OBJECTIVE
Reproduce all of the data below without alteration; exclude every picture.

STORED ROWS
━━━━━━━━━━
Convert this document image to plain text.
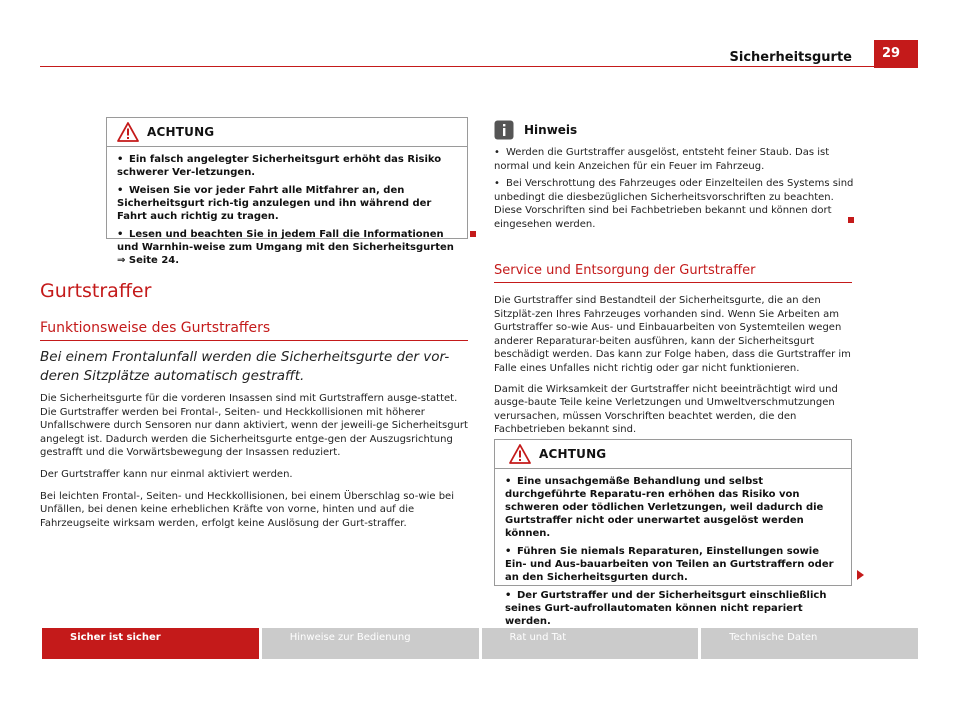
Sicherheitsgurte	29
ACHTUNG

• Ein falsch angelegter Sicherheitsgurt erhöht das Risiko schwerer Ver-letzungen.

• Weisen Sie vor jeder Fahrt alle Mitfahrer an, den Sicherheitsgurt rich-tig anzulegen und ihn während der Fahrt auch richtig zu tragen.

• Lesen und beachten Sie in jedem Fall die Informationen und Warnhin-weise zum Umgang mit den Sicherheitsgurten ⇒ Seite 24.

Gurtstraffer
Funktionsweise des Gurtstraffers
Bei einem Frontalunfall werden die Sicherheitsgurte der vor-deren Sitzplätze automatisch gestrafft.

Die Sicherheitsgurte für die vorderen Insassen sind mit Gurtstraffern ausge-stattet. Die Gurtstraffer werden bei Frontal-, Seiten- und Heckkollisionen mit höherer Unfallschwere durch Sensoren nur dann aktiviert, wenn der jeweili-ge Sicherheitsgurt angelegt ist. Dadurch werden die Sicherheitsgurte entge-gen der Auszugsrichtung gestrafft und die Vorwärtsbewegung der Insassen reduziert.

Der Gurtstraffer kann nur einmal aktiviert werden.

Bei leichten Frontal-, Seiten- und Heckkollisionen, bei einem Überschlag so-wie bei Unfällen, bei denen keine erheblichen Kräfte von vorne, hinten und auf die Fahrzeugseite wirksam werden, erfolgt keine Auslösung der Gurt-straffer.

Hinweis

• Werden die Gurtstraffer ausgelöst, entsteht feiner Staub. Das ist normal und kein Anzeichen für ein Feuer im Fahrzeug.

• Bei Verschrottung des Fahrzeuges oder Einzelteilen des Systems sind unbedingt die diesbezüglichen Sicherheitsvorschriften zu beachten. Diese Vorschriften sind bei Fachbetrieben bekannt und können dort eingesehen werden.

Service und Entsorgung der Gurtstraffer

Die Gurtstraffer sind Bestandteil der Sicherheitsgurte, die an den Sitzplät-zen Ihres Fahrzeuges vorhanden sind. Wenn Sie Arbeiten am Gurtstraffer so-wie Aus- und Einbauarbeiten von Systemteilen wegen anderer Reparaturar-beiten ausführen, kann der Sicherheitsgurt beschädigt werden. Das kann zur Folge haben, dass die Gurtstraffer im Falle eines Unfalles nicht richtig oder gar nicht funktionieren.

Damit die Wirksamkeit der Gurtstraffer nicht beeinträchtigt wird und ausge-baute Teile keine Verletzungen und Umweltverschmutzungen verursachen, müssen Vorschriften beachtet werden, die den Fachbetrieben bekannt sind.

ACHTUNG

• Eine unsachgemäße Behandlung und selbst durchgeführte Reparatu-ren erhöhen das Risiko von schweren oder tödlichen Verletzungen, weil dadurch die Gurtstraffer nicht oder unerwartet ausgelöst werden können.

• Führen Sie niemals Reparaturen, Einstellungen sowie Ein- und Aus-bauarbeiten von Teilen an Gurtstraffern oder an den Sicherheitsgurten durch.

• Der Gurtstraffer und der Sicherheitsgurt einschließlich seines Gurt-aufrollautomaten können nicht repariert werden.

Sicher ist sicher	Hinweise zur Bedienung	Rat und Tat	Technische Daten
━━━━━━━━━━
FULL RESPONSE
Convert this document image to plain text.
Sicherheitsgurte	29
ACHTUNG

• Ein falsch angelegter Sicherheitsgurt erhöht das Risiko schwerer Ver-letzungen.

• Weisen Sie vor jeder Fahrt alle Mitfahrer an, den Sicherheitsgurt rich-tig anzulegen und ihn während der Fahrt auch richtig zu tragen.

• Lesen und beachten Sie in jedem Fall die Informationen und Warnhin-weise zum Umgang mit den Sicherheitsgurten ⇒ Seite 24.

Gurtstraffer
Funktionsweise des Gurtstraffers
Bei einem Frontalunfall werden die Sicherheitsgurte der vor-deren Sitzplätze automatisch gestrafft.

Die Sicherheitsgurte für die vorderen Insassen sind mit Gurtstraffern ausge-stattet. Die Gurtstraffer werden bei Frontal-, Seiten- und Heckkollisionen mit höherer Unfallschwere durch Sensoren nur dann aktiviert, wenn der jeweili-ge Sicherheitsgurt angelegt ist. Dadurch werden die Sicherheitsgurte entge-gen der Auszugsrichtung gestrafft und die Vorwärtsbewegung der Insassen reduziert.

Der Gurtstraffer kann nur einmal aktiviert werden.

Bei leichten Frontal-, Seiten- und Heckkollisionen, bei einem Überschlag so-wie bei Unfällen, bei denen keine erheblichen Kräfte von vorne, hinten und auf die Fahrzeugseite wirksam werden, erfolgt keine Auslösung der Gurt-straffer.

Hinweis

• Werden die Gurtstraffer ausgelöst, entsteht feiner Staub. Das ist normal und kein Anzeichen für ein Feuer im Fahrzeug.

• Bei Verschrottung des Fahrzeuges oder Einzelteilen des Systems sind unbedingt die diesbezüglichen Sicherheitsvorschriften zu beachten. Diese Vorschriften sind bei Fachbetrieben bekannt und können dort eingesehen werden.

Service und Entsorgung der Gurtstraffer

Die Gurtstraffer sind Bestandteil der Sicherheitsgurte, die an den Sitzplät-zen Ihres Fahrzeuges vorhanden sind. Wenn Sie Arbeiten am Gurtstraffer so-wie Aus- und Einbauarbeiten von Systemteilen wegen anderer Reparaturar-beiten ausführen, kann der Sicherheitsgurt beschädigt werden. Das kann zur Folge haben, dass die Gurtstraffer im Falle eines Unfalles nicht richtig oder gar nicht funktionieren.

Damit die Wirksamkeit der Gurtstraffer nicht beeinträchtigt wird und ausge-baute Teile keine Verletzungen und Umweltverschmutzungen verursachen, müssen Vorschriften beachtet werden, die den Fachbetrieben bekannt sind.

ACHTUNG

• Eine unsachgemäße Behandlung und selbst durchgeführte Reparatu-ren erhöhen das Risiko von schweren oder tödlichen Verletzungen, weil dadurch die Gurtstraffer nicht oder unerwartet ausgelöst werden können.

• Führen Sie niemals Reparaturen, Einstellungen sowie Ein- und Aus-bauarbeiten von Teilen an Gurtstraffern oder an den Sicherheitsgurten durch.

• Der Gurtstraffer und der Sicherheitsgurt einschließlich seines Gurt-aufrollautomaten können nicht repariert werden.

Sicher ist sicher	Hinweise zur Bedienung	Rat und Tat	Technische Daten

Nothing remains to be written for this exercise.